→ **Your instructions**: Print every entry exactly as written.

Stored records:
↓

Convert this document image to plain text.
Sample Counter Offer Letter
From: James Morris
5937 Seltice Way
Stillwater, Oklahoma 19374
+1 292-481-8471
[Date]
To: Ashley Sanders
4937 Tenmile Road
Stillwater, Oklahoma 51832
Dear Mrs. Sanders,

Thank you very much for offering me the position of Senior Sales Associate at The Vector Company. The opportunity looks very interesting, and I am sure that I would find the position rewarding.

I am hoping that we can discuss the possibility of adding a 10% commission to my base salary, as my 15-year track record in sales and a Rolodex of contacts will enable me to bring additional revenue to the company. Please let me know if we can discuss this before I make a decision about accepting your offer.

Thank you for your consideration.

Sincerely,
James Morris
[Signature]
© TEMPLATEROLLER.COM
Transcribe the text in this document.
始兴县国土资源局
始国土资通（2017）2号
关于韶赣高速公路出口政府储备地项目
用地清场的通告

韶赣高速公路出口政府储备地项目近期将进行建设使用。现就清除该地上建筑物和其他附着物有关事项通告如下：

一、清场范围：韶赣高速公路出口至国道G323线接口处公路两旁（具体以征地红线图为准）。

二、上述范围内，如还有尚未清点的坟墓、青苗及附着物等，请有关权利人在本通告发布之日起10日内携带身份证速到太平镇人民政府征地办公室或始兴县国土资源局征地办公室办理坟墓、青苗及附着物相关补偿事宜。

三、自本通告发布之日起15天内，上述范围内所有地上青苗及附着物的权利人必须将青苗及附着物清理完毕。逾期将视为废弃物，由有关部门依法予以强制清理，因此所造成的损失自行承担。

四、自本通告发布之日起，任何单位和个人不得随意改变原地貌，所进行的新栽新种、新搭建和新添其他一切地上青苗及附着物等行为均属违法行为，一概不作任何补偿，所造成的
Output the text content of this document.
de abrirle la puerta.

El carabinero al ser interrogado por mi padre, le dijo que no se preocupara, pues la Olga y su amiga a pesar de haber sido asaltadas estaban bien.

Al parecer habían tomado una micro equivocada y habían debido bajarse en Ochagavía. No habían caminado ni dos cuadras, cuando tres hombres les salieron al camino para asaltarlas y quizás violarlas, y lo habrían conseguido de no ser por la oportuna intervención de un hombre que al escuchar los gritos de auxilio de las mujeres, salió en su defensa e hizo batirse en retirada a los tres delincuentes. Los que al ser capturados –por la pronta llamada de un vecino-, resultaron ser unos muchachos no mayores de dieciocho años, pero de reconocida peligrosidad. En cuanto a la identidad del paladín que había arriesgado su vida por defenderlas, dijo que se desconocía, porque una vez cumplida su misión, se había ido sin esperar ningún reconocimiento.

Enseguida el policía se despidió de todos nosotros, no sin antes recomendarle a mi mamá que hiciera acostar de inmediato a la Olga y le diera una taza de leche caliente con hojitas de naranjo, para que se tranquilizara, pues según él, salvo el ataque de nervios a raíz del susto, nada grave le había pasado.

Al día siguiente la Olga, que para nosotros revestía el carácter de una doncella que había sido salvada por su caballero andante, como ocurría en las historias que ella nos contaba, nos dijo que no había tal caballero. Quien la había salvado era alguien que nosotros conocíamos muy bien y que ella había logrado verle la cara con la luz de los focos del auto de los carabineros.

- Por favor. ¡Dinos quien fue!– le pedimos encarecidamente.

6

↑

→ **Exercise answer**:
Convert this document image to plain text.
Sample Counter Offer Letter
From: James Morris
5937 Seltice Way
Stillwater, Oklahoma 19374
+1 292-481-8471
[Date]
To: Ashley Sanders
4937 Tenmile Road
Stillwater, Oklahoma 51832
Dear Mrs. Sanders,

Thank you very much for offering me the position of Senior Sales Associate at The Vector Company. The opportunity looks very interesting, and I am sure that I would find the position rewarding.

I am hoping that we can discuss the possibility of adding a 10% commission to my base salary, as my 15-year track record in sales and a Rolodex of contacts will enable me to bring additional revenue to the company. Please let me know if we can discuss this before I make a decision about accepting your offer.

Thank you for your consideration.

Sincerely,
James Morris
[Signature]
© TEMPLATEROLLER.COM
Transcribe the text in this document.
始兴县国土资源局
始国土资通（2017）2号
关于韶赣高速公路出口政府储备地项目
用地清场的通告

韶赣高速公路出口政府储备地项目近期将进行建设使用。现就清除该地上建筑物和其他附着物有关事项通告如下：

一、清场范围：韶赣高速公路出口至国道G323线接口处公路两旁（具体以征地红线图为准）。

二、上述范围内，如还有尚未清点的坟墓、青苗及附着物等，请有关权利人在本通告发布之日起10日内携带身份证速到太平镇人民政府征地办公室或始兴县国土资源局征地办公室办理坟墓、青苗及附着物相关补偿事宜。

三、自本通告发布之日起15天内，上述范围内所有地上青苗及附着物的权利人必须将青苗及附着物清理完毕。逾期将视为废弃物，由有关部门依法予以强制清理，因此所造成的损失自行承担。

四、自本通告发布之日起，任何单位和个人不得随意改变原地貌，所进行的新栽新种、新搭建和新添其他一切地上青苗及附着物等行为均属违法行为，一概不作任何补偿，所造成的
Output the text content of this document.
de abrirle la puerta.

El carabinero al ser interrogado por mi padre, le dijo que no se preocupara, pues la Olga y su amiga a pesar de haber sido asaltadas estaban bien.

Al parecer habían tomado una micro equivocada y habían debido bajarse en Ochagavía. No habían caminado ni dos cuadras, cuando tres hombres les salieron al camino para asaltarlas y quizás violarlas, y lo habrían conseguido de no ser por la oportuna intervención de un hombre que al escuchar los gritos de auxilio de las mujeres, salió en su defensa e hizo batirse en retirada a los tres delincuentes. Los que al ser capturados –por la pronta llamada de un vecino-, resultaron ser unos muchachos no mayores de dieciocho años, pero de reconocida peligrosidad. En cuanto a la identidad del paladín que había arriesgado su vida por defenderlas, dijo que se desconocía, porque una vez cumplida su misión, se había ido sin esperar ningún reconocimiento.

Enseguida el policía se despidió de todos nosotros, no sin antes recomendarle a mi mamá que hiciera acostar de inmediato a la Olga y le diera una taza de leche caliente con hojitas de naranjo, para que se tranquilizara, pues según él, salvo el ataque de nervios a raíz del susto, nada grave le había pasado.

Al día siguiente la Olga, que para nosotros revestía el carácter de una doncella que había sido salvada por su caballero andante, como ocurría en las historias que ella nos contaba, nos dijo que no había tal caballero. Quien la había salvado era alguien que nosotros conocíamos muy bien y que ella había logrado verle la cara con la luz de los focos del auto de los carabineros.

- Por favor. ¡Dinos quien fue!– le pedimos encarecidamente.

6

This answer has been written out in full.